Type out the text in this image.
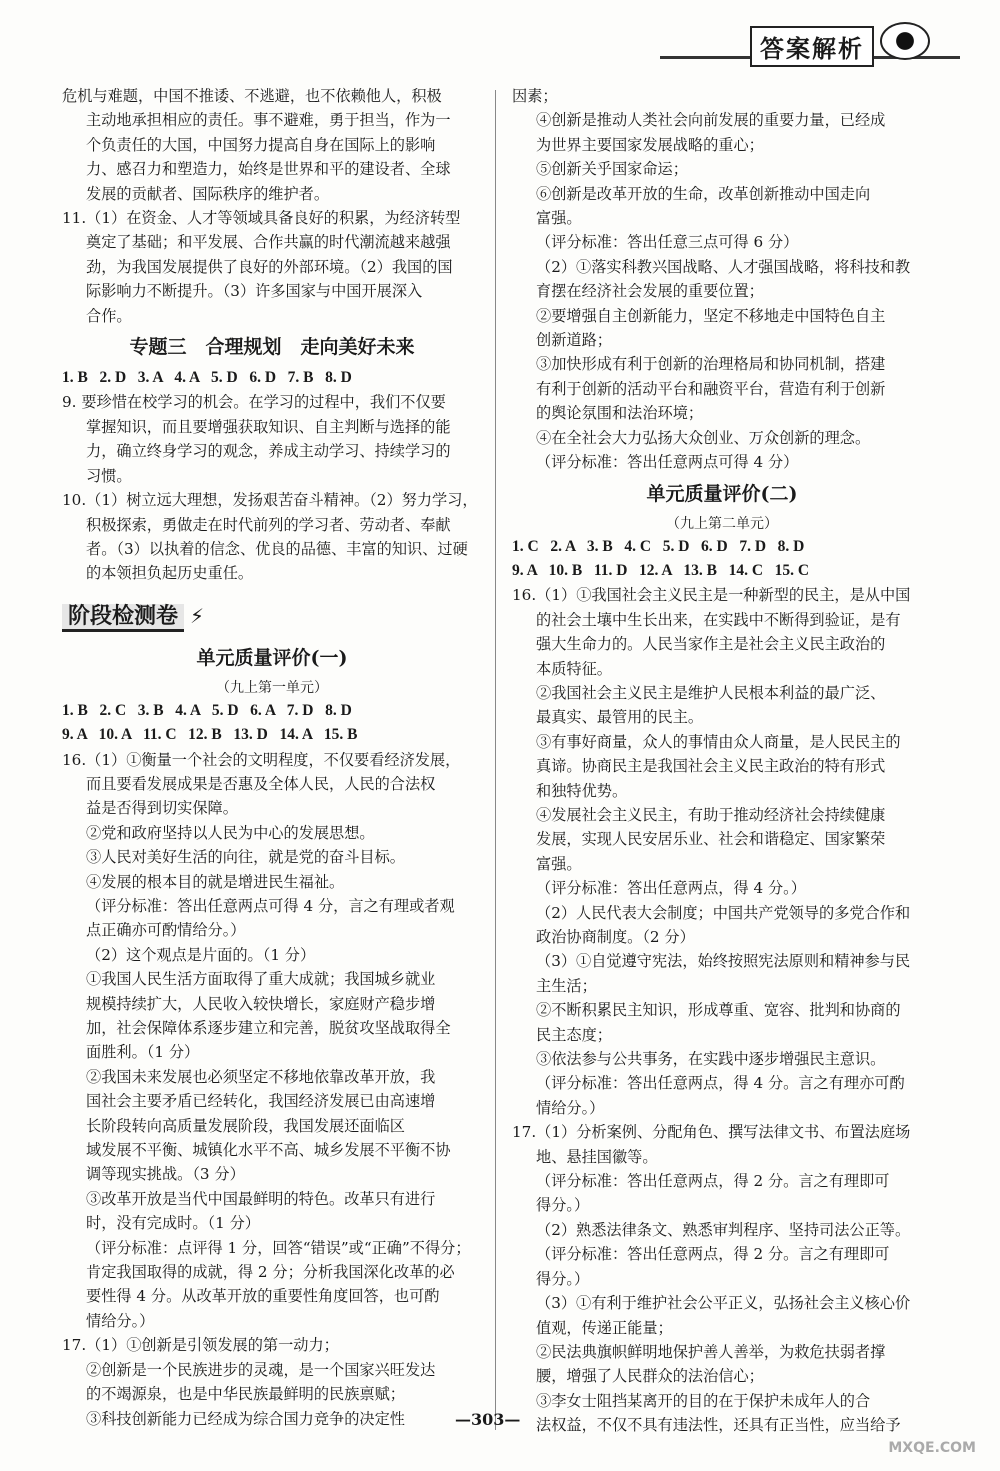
答案解析

危机与难题，中国不推诿、不逃避，也不依赖他人，积极

主动地承担相应的责任。事不避难，勇于担当，作为一

个负责任的大国，中国努力提高自身在国际上的影响

力、感召力和塑造力，始终是世界和平的建设者、全球

发展的贡献者、国际秩序的维护者。

11.（1）在资金、人才等领域具备良好的积累，为经济转型

奠定了基础；和平发展、合作共赢的时代潮流越来越强

劲，为我国发展提供了良好的外部环境。（2）我国的国

际影响力不断提升。（3）许多国家与中国开展深入

合作。

专题三　合理规划　走向美好未来
1. B   2. D   3. A   4. A   5. D   6. D   7. B   8. D

9. 要珍惜在校学习的机会。在学习的过程中，我们不仅要

掌握知识，而且要增强获取知识、自主判断与选择的能

力，确立终身学习的观念，养成主动学习、持续学习的

习惯。

10.（1）树立远大理想，发扬艰苦奋斗精神。（2）努力学习，

积极探索，勇做走在时代前列的学习者、劳动者、奉献

者。（3）以执着的信念、优良的品德、丰富的知识、过硬

的本领担负起历史重任。

阶段检测卷 ⚡
单元质量评价(一)
（九上第一单元）
1. B   2. C   3. B   4. A   5. D   6. A   7. D   8. D
9. A   10. A   11. C   12. B   13. D   14. A   15. B

16.（1）①衡量一个社会的文明程度，不仅要看经济发展，

而且要看发展成果是否惠及全体人民，人民的合法权

益是否得到切实保障。

②党和政府坚持以人民为中心的发展思想。

③人民对美好生活的向往，就是党的奋斗目标。

④发展的根本目的就是增进民生福祉。

（评分标准：答出任意两点可得 4 分，言之有理或者观

点正确亦可酌情给分。）

（2）这个观点是片面的。（1 分）

①我国人民生活方面取得了重大成就；我国城乡就业

规模持续扩大，人民收入较快增长，家庭财产稳步增

加，社会保障体系逐步建立和完善，脱贫攻坚战取得全

面胜利。（1 分）

②我国未来发展也必须坚定不移地依靠改革开放，我

国社会主要矛盾已经转化，我国经济发展已由高速增

长阶段转向高质量发展阶段，我国发展还面临区

域发展不平衡、城镇化水平不高、城乡发展不平衡不协

调等现实挑战。（3 分）

③改革开放是当代中国最鲜明的特色。改革只有进行

时，没有完成时。（1 分）

（评分标准：点评得 1 分，回答“错误”或“正确”不得分；

肯定我国取得的成就，得 2 分；分析我国深化改革的必

要性得 4 分。从改革开放的重要性角度回答，也可酌

情给分。）

17.（1）①创新是引领发展的第一动力；

②创新是一个民族进步的灵魂，是一个国家兴旺发达

的不竭源泉，也是中华民族最鲜明的民族禀赋；

③科技创新能力已经成为综合国力竞争的决定性

因素；

④创新是推动人类社会向前发展的重要力量，已经成

为世界主要国家发展战略的重心；

⑤创新关乎国家命运；

⑥创新是改革开放的生命，改革创新推动中国走向

富强。

（评分标准：答出任意三点可得 6 分）

（2）①落实科教兴国战略、人才强国战略，将科技和教

育摆在经济社会发展的重要位置；

②要增强自主创新能力，坚定不移地走中国特色自主

创新道路；

③加快形成有利于创新的治理格局和协同机制，搭建

有利于创新的活动平台和融资平台，营造有利于创新

的舆论氛围和法治环境；

④在全社会大力弘扬大众创业、万众创新的理念。

（评分标准：答出任意两点可得 4 分）

单元质量评价(二)
（九上第二单元）
1. C   2. A   3. B   4. C   5. D   6. D   7. D   8. D
9. A   10. B   11. D   12. A   13. B   14. C   15. C

16.（1）①我国社会主义民主是一种新型的民主，是从中国

的社会土壤中生长出来，在实践中不断得到验证，是有

强大生命力的。人民当家作主是社会主义民主政治的

本质特征。

②我国社会主义民主是维护人民根本利益的最广泛、

最真实、最管用的民主。

③有事好商量，众人的事情由众人商量，是人民民主的

真谛。协商民主是我国社会主义民主政治的特有形式

和独特优势。

④发展社会主义民主，有助于推动经济社会持续健康

发展，实现人民安居乐业、社会和谐稳定、国家繁荣

富强。

（评分标准：答出任意两点，得 4 分。）

（2）人民代表大会制度；中国共产党领导的多党合作和

政治协商制度。（2 分）

（3）①自觉遵守宪法，始终按照宪法原则和精神参与民

主生活；

②不断积累民主知识，形成尊重、宽容、批判和协商的

民主态度；

③依法参与公共事务，在实践中逐步增强民主意识。

（评分标准：答出任意两点，得 4 分。言之有理亦可酌

情给分。）

17.（1）分析案例、分配角色、撰写法律文书、布置法庭场

地、悬挂国徽等。

（评分标准：答出任意两点，得 2 分。言之有理即可

得分。）

（2）熟悉法律条文、熟悉审判程序、坚持司法公正等。

（评分标准：答出任意两点，得 2 分。言之有理即可

得分。）

（3）①有利于维护社会公平正义，弘扬社会主义核心价

值观，传递正能量；

②民法典旗帜鲜明地保护善人善举，为救危扶弱者撑

腰，增强了人民群众的法治信心；

③李女士阻挡某离开的目的在于保护未成年人的合

法权益，不仅不具有违法性，还具有正当性，应当给予

—303—
MXQE.COM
────
Task directions » How many lines in the entries contain the string "答出任意两点可得"? Answer with the number only.

Solved problem » 2